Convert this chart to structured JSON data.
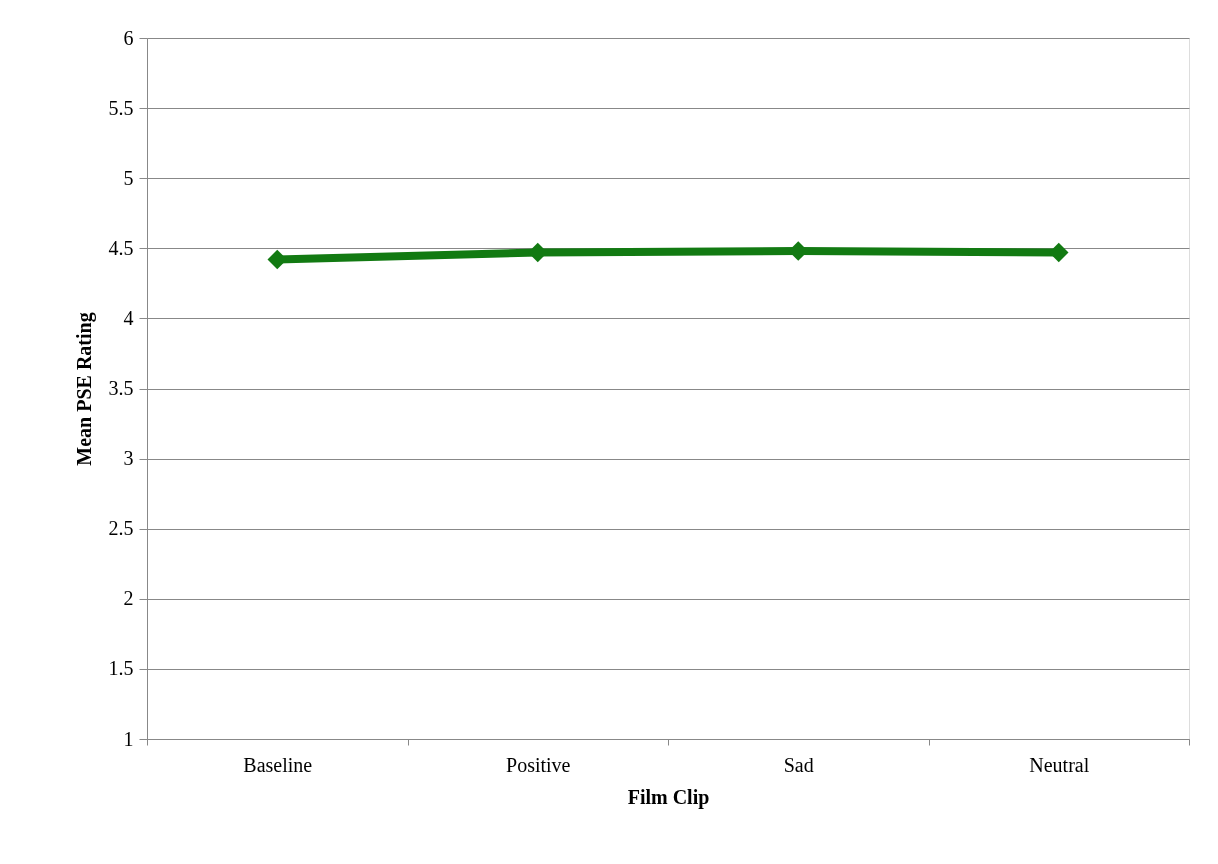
{
  "chart_data": {
    "type": "line",
    "xlabel": "Film Clip",
    "ylabel": "Mean PSE Rating",
    "categories": [
      "Baseline",
      "Positive",
      "Sad",
      "Neutral"
    ],
    "series": [
      {
        "color": "#127a12",
        "values": [
          4.42,
          4.47,
          4.48,
          4.47
        ]
      }
    ],
    "ylim": [
      1,
      6
    ],
    "yticks": [
      1,
      1.5,
      2,
      2.5,
      3,
      3.5,
      4,
      4.5,
      5,
      5.5,
      6
    ],
    "grid": "y",
    "marker": "diamond",
    "line_style": "solid"
  }
}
-------------------------
Reproduce the listing above exactly, excluding all pictures.

Convert this chart to structured JSON data.
{
  "chart_data": {
    "type": "line",
    "xlabel": "Film Clip",
    "ylabel": "Mean PSE Rating",
    "categories": [
      "Baseline",
      "Positive",
      "Sad",
      "Neutral"
    ],
    "series": [
      {
        "color": "#127a12",
        "values": [
          4.42,
          4.47,
          4.48,
          4.47
        ]
      }
    ],
    "ylim": [
      1,
      6
    ],
    "yticks": [
      1,
      1.5,
      2,
      2.5,
      3,
      3.5,
      4,
      4.5,
      5,
      5.5,
      6
    ],
    "grid": "y",
    "marker": "diamond",
    "line_style": "solid"
  }
}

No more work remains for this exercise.